Data records
★ ★ ★ ★ ★
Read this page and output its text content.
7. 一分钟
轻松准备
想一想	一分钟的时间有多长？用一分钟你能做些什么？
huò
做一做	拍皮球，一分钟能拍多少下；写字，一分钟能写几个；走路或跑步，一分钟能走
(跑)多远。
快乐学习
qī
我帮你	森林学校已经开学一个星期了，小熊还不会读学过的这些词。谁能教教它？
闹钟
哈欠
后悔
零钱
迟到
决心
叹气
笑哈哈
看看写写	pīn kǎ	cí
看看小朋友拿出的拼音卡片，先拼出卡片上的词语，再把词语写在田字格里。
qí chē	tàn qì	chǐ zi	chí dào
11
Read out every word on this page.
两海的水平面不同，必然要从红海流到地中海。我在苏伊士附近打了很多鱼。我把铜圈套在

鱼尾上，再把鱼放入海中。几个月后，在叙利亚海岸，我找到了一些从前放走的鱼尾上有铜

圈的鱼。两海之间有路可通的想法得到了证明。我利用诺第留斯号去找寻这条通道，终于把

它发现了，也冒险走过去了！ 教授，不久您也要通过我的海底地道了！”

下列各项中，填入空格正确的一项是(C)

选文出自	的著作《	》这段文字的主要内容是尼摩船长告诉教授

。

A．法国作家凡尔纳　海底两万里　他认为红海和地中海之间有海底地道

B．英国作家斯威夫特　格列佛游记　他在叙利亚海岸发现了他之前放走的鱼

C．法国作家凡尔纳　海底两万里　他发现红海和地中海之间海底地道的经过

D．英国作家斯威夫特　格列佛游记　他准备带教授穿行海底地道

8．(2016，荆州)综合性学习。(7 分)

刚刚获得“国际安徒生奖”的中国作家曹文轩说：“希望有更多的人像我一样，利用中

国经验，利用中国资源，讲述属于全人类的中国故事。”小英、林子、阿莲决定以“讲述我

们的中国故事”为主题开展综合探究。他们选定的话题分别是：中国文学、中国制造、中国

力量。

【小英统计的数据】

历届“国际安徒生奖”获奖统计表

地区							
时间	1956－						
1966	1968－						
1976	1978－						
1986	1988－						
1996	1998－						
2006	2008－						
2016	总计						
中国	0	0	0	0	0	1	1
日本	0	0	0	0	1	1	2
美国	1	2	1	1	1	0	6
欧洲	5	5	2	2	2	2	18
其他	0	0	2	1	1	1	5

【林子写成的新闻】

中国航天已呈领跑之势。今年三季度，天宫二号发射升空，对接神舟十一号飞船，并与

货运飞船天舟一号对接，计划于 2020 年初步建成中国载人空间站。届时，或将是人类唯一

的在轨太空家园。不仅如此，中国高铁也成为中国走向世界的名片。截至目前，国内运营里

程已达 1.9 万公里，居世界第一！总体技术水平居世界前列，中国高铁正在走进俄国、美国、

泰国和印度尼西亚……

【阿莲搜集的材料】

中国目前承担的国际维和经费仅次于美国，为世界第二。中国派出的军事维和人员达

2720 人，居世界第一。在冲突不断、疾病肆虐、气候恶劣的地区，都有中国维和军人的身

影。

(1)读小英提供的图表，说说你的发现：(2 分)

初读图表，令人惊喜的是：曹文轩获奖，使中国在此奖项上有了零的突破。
★ ★ ★ ★ ★
* TASK DETAILS *
Once more, set down the full listing, verbatim.

* OUTPUT FOR THIS EXERCISE *
Read this page and output its text content.
7. 一分钟
轻松准备
想一想	一分钟的时间有多长？用一分钟你能做些什么？
huò
做一做	拍皮球，一分钟能拍多少下；写字，一分钟能写几个；走路或跑步，一分钟能走
(跑)多远。
快乐学习
qī
我帮你	森林学校已经开学一个星期了，小熊还不会读学过的这些词。谁能教教它？
闹钟
哈欠
后悔
零钱
迟到
决心
叹气
笑哈哈
看看写写	pīn kǎ	cí
看看小朋友拿出的拼音卡片，先拼出卡片上的词语，再把词语写在田字格里。
qí chē	tàn qì	chǐ zi	chí dào
11
Read out every word on this page.
两海的水平面不同，必然要从红海流到地中海。我在苏伊士附近打了很多鱼。我把铜圈套在

鱼尾上，再把鱼放入海中。几个月后，在叙利亚海岸，我找到了一些从前放走的鱼尾上有铜

圈的鱼。两海之间有路可通的想法得到了证明。我利用诺第留斯号去找寻这条通道，终于把

它发现了，也冒险走过去了！ 教授，不久您也要通过我的海底地道了！”

下列各项中，填入空格正确的一项是(C)

选文出自	的著作《	》这段文字的主要内容是尼摩船长告诉教授

。

A．法国作家凡尔纳　海底两万里　他认为红海和地中海之间有海底地道

B．英国作家斯威夫特　格列佛游记　他在叙利亚海岸发现了他之前放走的鱼

C．法国作家凡尔纳　海底两万里　他发现红海和地中海之间海底地道的经过

D．英国作家斯威夫特　格列佛游记　他准备带教授穿行海底地道

8．(2016，荆州)综合性学习。(7 分)

刚刚获得“国际安徒生奖”的中国作家曹文轩说：“希望有更多的人像我一样，利用中

国经验，利用中国资源，讲述属于全人类的中国故事。”小英、林子、阿莲决定以“讲述我

们的中国故事”为主题开展综合探究。他们选定的话题分别是：中国文学、中国制造、中国

力量。

【小英统计的数据】

历届“国际安徒生奖”获奖统计表

地区							
时间	1956－						
1966	1968－						
1976	1978－						
1986	1988－						
1996	1998－						
2006	2008－						
2016	总计						
中国	0	0	0	0	0	1	1
日本	0	0	0	0	1	1	2
美国	1	2	1	1	1	0	6
欧洲	5	5	2	2	2	2	18
其他	0	0	2	1	1	1	5

【林子写成的新闻】

中国航天已呈领跑之势。今年三季度，天宫二号发射升空，对接神舟十一号飞船，并与

货运飞船天舟一号对接，计划于 2020 年初步建成中国载人空间站。届时，或将是人类唯一

的在轨太空家园。不仅如此，中国高铁也成为中国走向世界的名片。截至目前，国内运营里

程已达 1.9 万公里，居世界第一！总体技术水平居世界前列，中国高铁正在走进俄国、美国、

泰国和印度尼西亚……

【阿莲搜集的材料】

中国目前承担的国际维和经费仅次于美国，为世界第二。中国派出的军事维和人员达

2720 人，居世界第一。在冲突不断、疾病肆虐、气候恶劣的地区，都有中国维和军人的身

影。

(1)读小英提供的图表，说说你的发现：(2 分)

初读图表，令人惊喜的是：曹文轩获奖，使中国在此奖项上有了零的突破。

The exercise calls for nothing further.